### Directions
Report all lines from the entries below in which "name" appears.

### Provided data

┌──

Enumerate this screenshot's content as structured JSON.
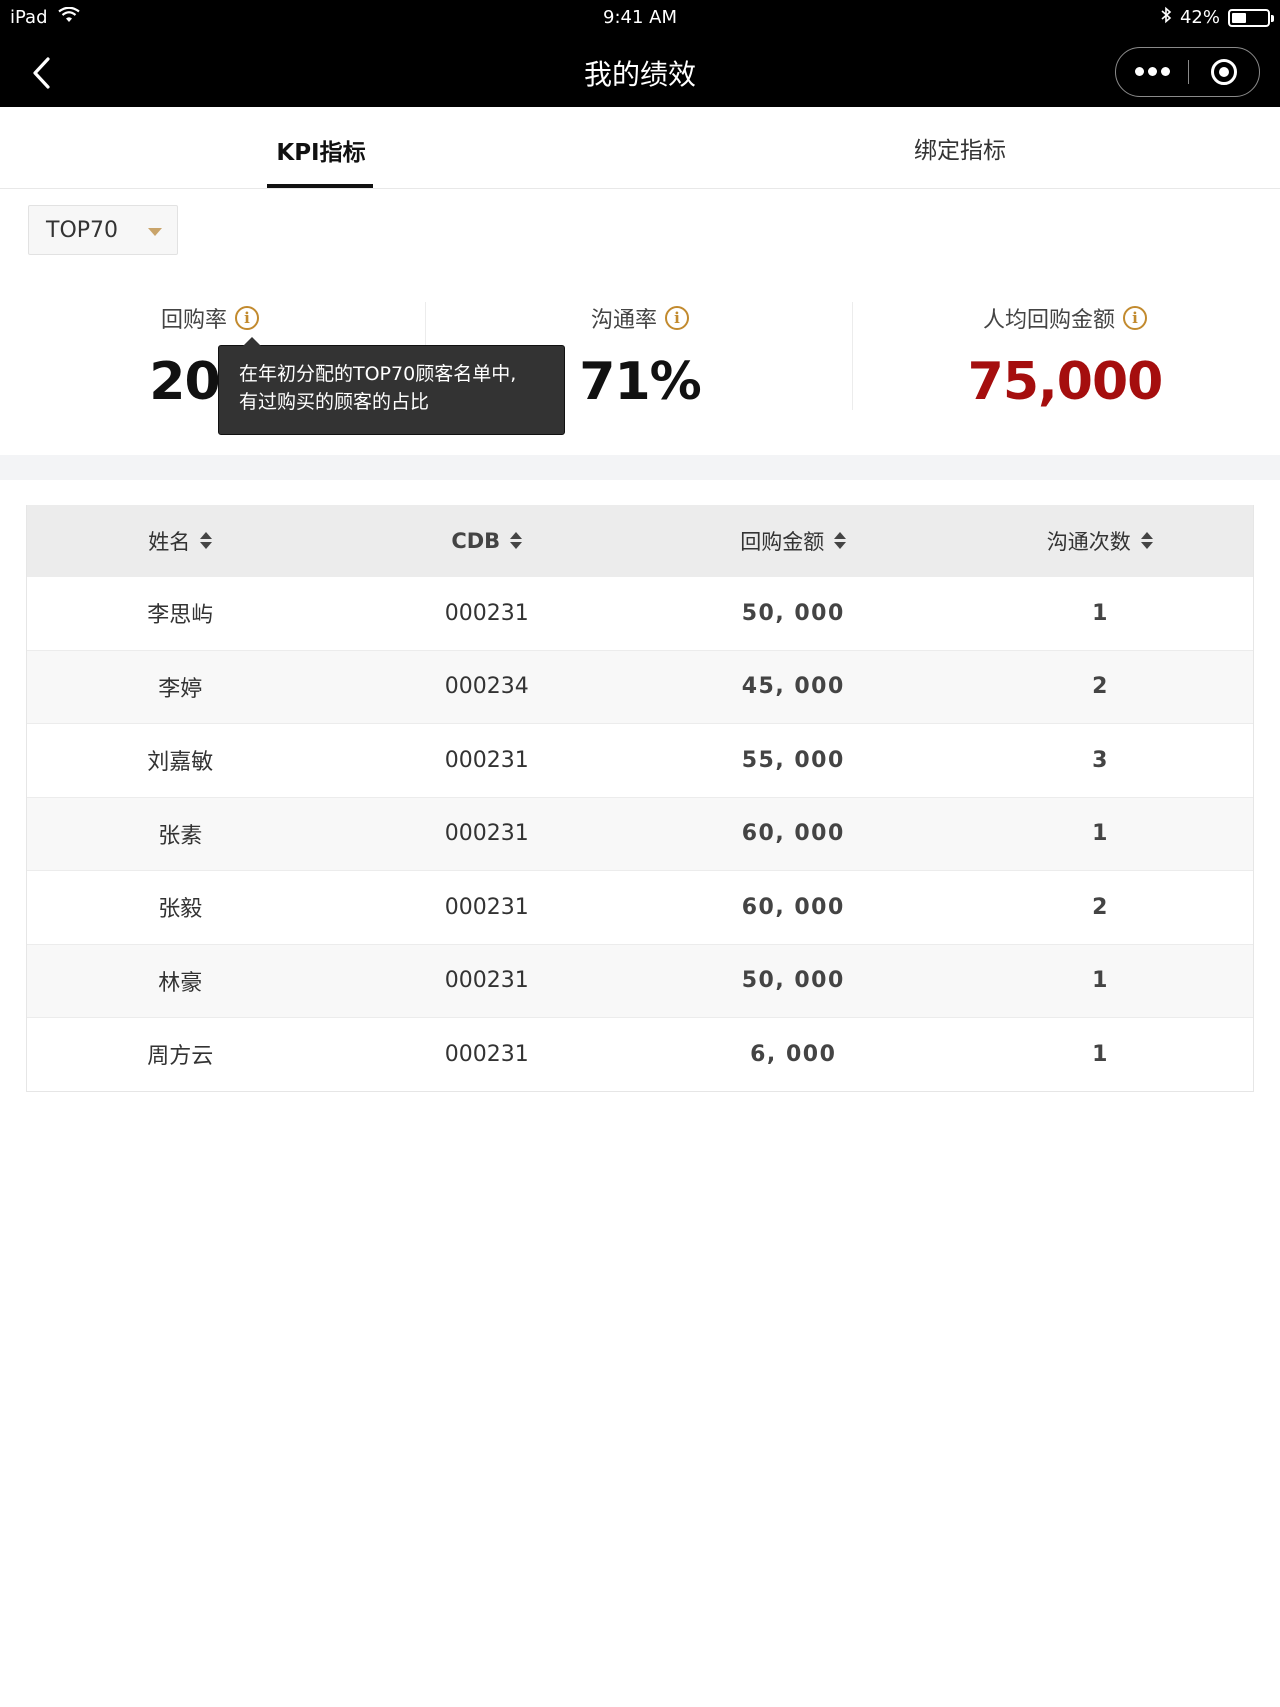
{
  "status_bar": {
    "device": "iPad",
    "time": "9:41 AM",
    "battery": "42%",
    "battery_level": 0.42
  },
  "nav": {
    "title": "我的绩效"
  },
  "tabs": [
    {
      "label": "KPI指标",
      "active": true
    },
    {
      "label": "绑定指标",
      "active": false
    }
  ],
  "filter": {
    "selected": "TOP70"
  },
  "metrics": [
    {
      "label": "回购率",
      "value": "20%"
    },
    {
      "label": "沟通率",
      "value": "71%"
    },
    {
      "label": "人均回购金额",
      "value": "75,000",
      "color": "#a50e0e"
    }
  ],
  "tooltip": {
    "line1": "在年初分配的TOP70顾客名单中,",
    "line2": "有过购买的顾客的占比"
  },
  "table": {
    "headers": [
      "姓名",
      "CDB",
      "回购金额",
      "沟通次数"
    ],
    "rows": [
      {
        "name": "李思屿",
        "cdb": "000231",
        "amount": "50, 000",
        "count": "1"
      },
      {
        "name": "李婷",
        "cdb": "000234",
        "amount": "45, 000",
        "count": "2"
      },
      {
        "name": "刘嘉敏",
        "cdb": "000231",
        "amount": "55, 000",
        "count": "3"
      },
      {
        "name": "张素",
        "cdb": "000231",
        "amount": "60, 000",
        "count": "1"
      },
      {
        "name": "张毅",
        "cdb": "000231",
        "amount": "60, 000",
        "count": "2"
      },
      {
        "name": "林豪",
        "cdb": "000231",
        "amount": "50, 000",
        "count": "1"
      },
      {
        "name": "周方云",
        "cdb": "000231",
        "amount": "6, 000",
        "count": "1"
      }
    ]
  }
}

└──

### Answer for the task
        "name": "李思屿",
        "name": "李婷",
        "name": "刘嘉敏",
        "name": "张素",
        "name": "张毅",
        "name": "林豪",
        "name": "周方云",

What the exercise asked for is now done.